→ **Exercise objective**: Each line of the material must be returned exactly.

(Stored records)
****************

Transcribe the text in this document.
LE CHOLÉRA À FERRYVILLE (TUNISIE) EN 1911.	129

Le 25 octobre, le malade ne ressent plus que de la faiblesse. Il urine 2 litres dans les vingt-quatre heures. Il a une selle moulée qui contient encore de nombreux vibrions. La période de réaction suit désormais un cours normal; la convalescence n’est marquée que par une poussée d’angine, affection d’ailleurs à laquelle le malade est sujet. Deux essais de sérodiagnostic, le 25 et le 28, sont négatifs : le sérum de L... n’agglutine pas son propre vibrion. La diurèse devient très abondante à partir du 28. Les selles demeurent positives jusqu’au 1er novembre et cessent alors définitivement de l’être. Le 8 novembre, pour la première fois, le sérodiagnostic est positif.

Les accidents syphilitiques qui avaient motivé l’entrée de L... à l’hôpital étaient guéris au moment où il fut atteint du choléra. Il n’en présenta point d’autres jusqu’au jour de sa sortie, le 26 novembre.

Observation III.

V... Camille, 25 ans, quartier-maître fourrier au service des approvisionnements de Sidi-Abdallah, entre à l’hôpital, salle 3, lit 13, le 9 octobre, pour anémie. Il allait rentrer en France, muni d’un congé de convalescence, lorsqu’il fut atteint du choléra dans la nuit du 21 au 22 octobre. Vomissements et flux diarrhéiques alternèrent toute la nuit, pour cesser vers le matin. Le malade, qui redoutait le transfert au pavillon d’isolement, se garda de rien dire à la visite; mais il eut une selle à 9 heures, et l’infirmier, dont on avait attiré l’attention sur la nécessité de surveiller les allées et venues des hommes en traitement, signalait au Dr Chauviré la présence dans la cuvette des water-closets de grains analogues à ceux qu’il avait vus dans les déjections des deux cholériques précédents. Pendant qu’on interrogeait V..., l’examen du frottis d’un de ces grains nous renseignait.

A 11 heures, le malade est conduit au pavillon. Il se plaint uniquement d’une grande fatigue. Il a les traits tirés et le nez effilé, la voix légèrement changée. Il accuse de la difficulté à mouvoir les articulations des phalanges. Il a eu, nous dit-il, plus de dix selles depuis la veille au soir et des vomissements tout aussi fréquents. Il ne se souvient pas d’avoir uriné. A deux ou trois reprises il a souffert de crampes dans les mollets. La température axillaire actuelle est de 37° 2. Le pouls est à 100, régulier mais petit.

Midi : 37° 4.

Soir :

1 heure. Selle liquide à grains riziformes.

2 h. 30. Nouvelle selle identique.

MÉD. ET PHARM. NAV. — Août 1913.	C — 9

****************

→ **The completed task**:
Transcribe the text in this document.
LE CHOLÉRA À FERRYVILLE (TUNISIE) EN 1911.	129

Le 25 octobre, le malade ne ressent plus que de la faiblesse. Il urine 2 litres dans les vingt-quatre heures. Il a une selle moulée qui contient encore de nombreux vibrions. La période de réaction suit désormais un cours normal; la convalescence n’est marquée que par une poussée d’angine, affection d’ailleurs à laquelle le malade est sujet. Deux essais de sérodiagnostic, le 25 et le 28, sont négatifs : le sérum de L... n’agglutine pas son propre vibrion. La diurèse devient très abondante à partir du 28. Les selles demeurent positives jusqu’au 1er novembre et cessent alors définitivement de l’être. Le 8 novembre, pour la première fois, le sérodiagnostic est positif.

Les accidents syphilitiques qui avaient motivé l’entrée de L... à l’hôpital étaient guéris au moment où il fut atteint du choléra. Il n’en présenta point d’autres jusqu’au jour de sa sortie, le 26 novembre.

Observation III.

V... Camille, 25 ans, quartier-maître fourrier au service des approvisionnements de Sidi-Abdallah, entre à l’hôpital, salle 3, lit 13, le 9 octobre, pour anémie. Il allait rentrer en France, muni d’un congé de convalescence, lorsqu’il fut atteint du choléra dans la nuit du 21 au 22 octobre. Vomissements et flux diarrhéiques alternèrent toute la nuit, pour cesser vers le matin. Le malade, qui redoutait le transfert au pavillon d’isolement, se garda de rien dire à la visite; mais il eut une selle à 9 heures, et l’infirmier, dont on avait attiré l’attention sur la nécessité de surveiller les allées et venues des hommes en traitement, signalait au Dr Chauviré la présence dans la cuvette des water-closets de grains analogues à ceux qu’il avait vus dans les déjections des deux cholériques précédents. Pendant qu’on interrogeait V..., l’examen du frottis d’un de ces grains nous renseignait.

A 11 heures, le malade est conduit au pavillon. Il se plaint uniquement d’une grande fatigue. Il a les traits tirés et le nez effilé, la voix légèrement changée. Il accuse de la difficulté à mouvoir les articulations des phalanges. Il a eu, nous dit-il, plus de dix selles depuis la veille au soir et des vomissements tout aussi fréquents. Il ne se souvient pas d’avoir uriné. A deux ou trois reprises il a souffert de crampes dans les mollets. La température axillaire actuelle est de 37° 2. Le pouls est à 100, régulier mais petit.

Midi : 37° 4.

Soir :

1 heure. Selle liquide à grains riziformes.

2 h. 30. Nouvelle selle identique.

MÉD. ET PHARM. NAV. — Août 1913.	C — 9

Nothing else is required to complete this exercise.